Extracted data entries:
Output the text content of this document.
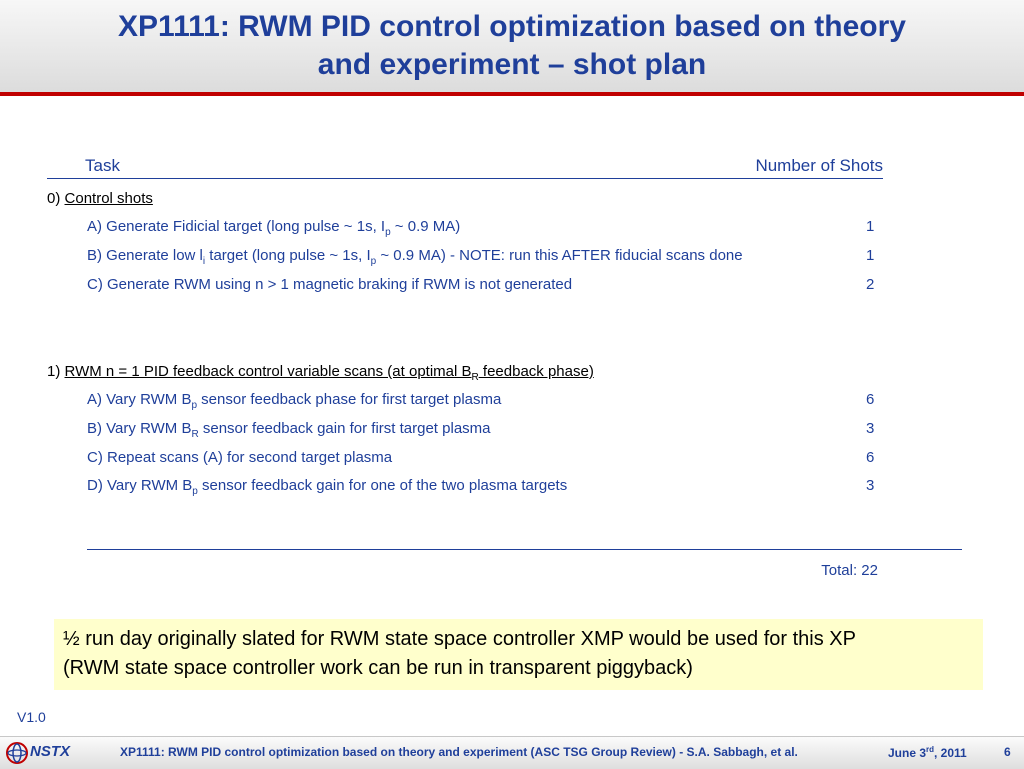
XP1111: RWM PID control optimization based on theory
and experiment – shot plan
Task	Number of Shots
0) Control shots
A) Generate Fidicial target (long pulse ~ 1s, $I_p$ ~ 0.9 MA)	1
B) Generate low $l_i$ target (long pulse ~ 1s, $I_p$ ~ 0.9 MA) - NOTE: run this AFTER fiducial scans done	1
C) Generate RWM using n > 1 magnetic braking if RWM is not generated	2
1) RWM n = 1 PID feedback control variable scans (at optimal $B_R$ feedback phase)
A) Vary RWM $B_p$ sensor feedback phase for first target plasma	6
B) Vary RWM $B_R$ sensor feedback gain for first target plasma	3
C) Repeat scans (A) for second target plasma	6
D) Vary RWM $B_p$ sensor feedback gain for one of the two plasma targets	3
Total: 22
½ run day originally slated for RWM state space controller XMP would be used for this XP
(RWM state space controller work can be run in transparent piggyback)
V1.0
NSTX	XP1111: RWM PID control optimization based on theory and experiment (ASC TSG Group Review) - S.A. Sabbagh, et al.	June 3rd, 2011	6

# Written problem
Without the pictures, restate all the entries above exactly.

# Written reply
Output the text content of this document.
XP1111: RWM PID control optimization based on theory
and experiment – shot plan
Task	Number of Shots
0) Control shots
A) Generate Fidicial target (long pulse ~ 1s, $I_p$ ~ 0.9 MA)	1
B) Generate low $l_i$ target (long pulse ~ 1s, $I_p$ ~ 0.9 MA) - NOTE: run this AFTER fiducial scans done	1
C) Generate RWM using n > 1 magnetic braking if RWM is not generated	2
1) RWM n = 1 PID feedback control variable scans (at optimal $B_R$ feedback phase)
A) Vary RWM $B_p$ sensor feedback phase for first target plasma	6
B) Vary RWM $B_R$ sensor feedback gain for first target plasma	3
C) Repeat scans (A) for second target plasma	6
D) Vary RWM $B_p$ sensor feedback gain for one of the two plasma targets	3
Total: 22
½ run day originally slated for RWM state space controller XMP would be used for this XP
(RWM state space controller work can be run in transparent piggyback)
V1.0
NSTX	XP1111: RWM PID control optimization based on theory and experiment (ASC TSG Group Review) - S.A. Sabbagh, et al.	June 3rd, 2011	6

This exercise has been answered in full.